[CHALLENGE] Reproduce the records below exactly as given.

### EXCERPTED RECORDS ###

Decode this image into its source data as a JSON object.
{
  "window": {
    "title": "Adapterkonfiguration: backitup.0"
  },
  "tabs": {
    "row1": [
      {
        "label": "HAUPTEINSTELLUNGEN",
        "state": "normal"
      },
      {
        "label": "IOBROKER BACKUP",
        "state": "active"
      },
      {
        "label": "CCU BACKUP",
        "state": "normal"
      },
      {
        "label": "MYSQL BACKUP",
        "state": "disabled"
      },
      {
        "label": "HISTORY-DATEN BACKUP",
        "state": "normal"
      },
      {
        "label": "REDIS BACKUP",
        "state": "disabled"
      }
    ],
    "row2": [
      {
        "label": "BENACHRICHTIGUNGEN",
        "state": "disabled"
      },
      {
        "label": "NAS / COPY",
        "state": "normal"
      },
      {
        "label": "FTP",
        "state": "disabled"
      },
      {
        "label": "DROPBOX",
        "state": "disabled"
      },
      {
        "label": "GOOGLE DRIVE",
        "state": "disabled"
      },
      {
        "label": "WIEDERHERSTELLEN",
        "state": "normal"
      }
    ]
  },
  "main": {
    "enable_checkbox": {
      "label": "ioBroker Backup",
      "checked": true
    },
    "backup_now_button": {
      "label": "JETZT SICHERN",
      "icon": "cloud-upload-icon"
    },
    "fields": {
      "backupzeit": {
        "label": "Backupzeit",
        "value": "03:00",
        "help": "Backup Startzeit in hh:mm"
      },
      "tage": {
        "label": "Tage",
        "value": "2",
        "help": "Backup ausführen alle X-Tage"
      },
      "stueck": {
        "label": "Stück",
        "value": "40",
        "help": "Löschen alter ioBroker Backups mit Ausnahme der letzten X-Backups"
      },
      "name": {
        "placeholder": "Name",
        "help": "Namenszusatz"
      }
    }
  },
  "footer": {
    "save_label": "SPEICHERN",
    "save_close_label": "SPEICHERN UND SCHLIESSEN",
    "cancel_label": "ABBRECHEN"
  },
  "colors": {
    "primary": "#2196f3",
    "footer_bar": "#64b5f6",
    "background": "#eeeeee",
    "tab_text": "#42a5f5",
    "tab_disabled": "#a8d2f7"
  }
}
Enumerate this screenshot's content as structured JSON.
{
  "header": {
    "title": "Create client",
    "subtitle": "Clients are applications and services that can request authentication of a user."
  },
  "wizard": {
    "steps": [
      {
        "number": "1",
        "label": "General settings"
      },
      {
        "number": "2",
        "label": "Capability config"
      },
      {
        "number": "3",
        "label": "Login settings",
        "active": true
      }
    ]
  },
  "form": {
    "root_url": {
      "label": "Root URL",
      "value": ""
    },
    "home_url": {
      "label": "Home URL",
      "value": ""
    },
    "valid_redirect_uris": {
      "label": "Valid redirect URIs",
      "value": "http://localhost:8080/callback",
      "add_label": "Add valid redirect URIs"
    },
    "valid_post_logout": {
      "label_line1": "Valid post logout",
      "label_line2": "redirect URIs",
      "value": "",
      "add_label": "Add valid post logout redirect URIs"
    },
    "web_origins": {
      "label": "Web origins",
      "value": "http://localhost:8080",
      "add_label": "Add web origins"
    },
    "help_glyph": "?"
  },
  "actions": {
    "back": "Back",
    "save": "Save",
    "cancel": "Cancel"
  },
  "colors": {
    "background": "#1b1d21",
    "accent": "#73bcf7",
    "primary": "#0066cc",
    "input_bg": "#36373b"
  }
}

###

[THE ANSWER]
Decode this image into its source data as a JSON object.
{
  "window": {
    "title": "Adapterkonfiguration: backitup.0"
  },
  "tabs": {
    "row1": [
      {
        "label": "HAUPTEINSTELLUNGEN",
        "state": "normal"
      },
      {
        "label": "IOBROKER BACKUP",
        "state": "active"
      },
      {
        "label": "CCU BACKUP",
        "state": "normal"
      },
      {
        "label": "MYSQL BACKUP",
        "state": "disabled"
      },
      {
        "label": "HISTORY-DATEN BACKUP",
        "state": "normal"
      },
      {
        "label": "REDIS BACKUP",
        "state": "disabled"
      }
    ],
    "row2": [
      {
        "label": "BENACHRICHTIGUNGEN",
        "state": "disabled"
      },
      {
        "label": "NAS / COPY",
        "state": "normal"
      },
      {
        "label": "FTP",
        "state": "disabled"
      },
      {
        "label": "DROPBOX",
        "state": "disabled"
      },
      {
        "label": "GOOGLE DRIVE",
        "state": "disabled"
      },
      {
        "label": "WIEDERHERSTELLEN",
        "state": "normal"
      }
    ]
  },
  "main": {
    "enable_checkbox": {
      "label": "ioBroker Backup",
      "checked": true
    },
    "backup_now_button": {
      "label": "JETZT SICHERN",
      "icon": "cloud-upload-icon"
    },
    "fields": {
      "backupzeit": {
        "label": "Backupzeit",
        "value": "03:00",
        "help": "Backup Startzeit in hh:mm"
      },
      "tage": {
        "label": "Tage",
        "value": "2",
        "help": "Backup ausführen alle X-Tage"
      },
      "stueck": {
        "label": "Stück",
        "value": "40",
        "help": "Löschen alter ioBroker Backups mit Ausnahme der letzten X-Backups"
      },
      "name": {
        "placeholder": "Name",
        "help": "Namenszusatz"
      }
    }
  },
  "footer": {
    "save_label": "SPEICHERN",
    "save_close_label": "SPEICHERN UND SCHLIESSEN",
    "cancel_label": "ABBRECHEN"
  },
  "colors": {
    "primary": "#2196f3",
    "footer_bar": "#64b5f6",
    "background": "#eeeeee",
    "tab_text": "#42a5f5",
    "tab_disabled": "#a8d2f7"
  }
}
Enumerate this screenshot's content as structured JSON.
{
  "header": {
    "title": "Create client",
    "subtitle": "Clients are applications and services that can request authentication of a user."
  },
  "wizard": {
    "steps": [
      {
        "number": "1",
        "label": "General settings"
      },
      {
        "number": "2",
        "label": "Capability config"
      },
      {
        "number": "3",
        "label": "Login settings",
        "active": true
      }
    ]
  },
  "form": {
    "root_url": {
      "label": "Root URL",
      "value": ""
    },
    "home_url": {
      "label": "Home URL",
      "value": ""
    },
    "valid_redirect_uris": {
      "label": "Valid redirect URIs",
      "value": "http://localhost:8080/callback",
      "add_label": "Add valid redirect URIs"
    },
    "valid_post_logout": {
      "label_line1": "Valid post logout",
      "label_line2": "redirect URIs",
      "value": "",
      "add_label": "Add valid post logout redirect URIs"
    },
    "web_origins": {
      "label": "Web origins",
      "value": "http://localhost:8080",
      "add_label": "Add web origins"
    },
    "help_glyph": "?"
  },
  "actions": {
    "back": "Back",
    "save": "Save",
    "cancel": "Cancel"
  },
  "colors": {
    "background": "#1b1d21",
    "accent": "#73bcf7",
    "primary": "#0066cc",
    "input_bg": "#36373b"
  }
}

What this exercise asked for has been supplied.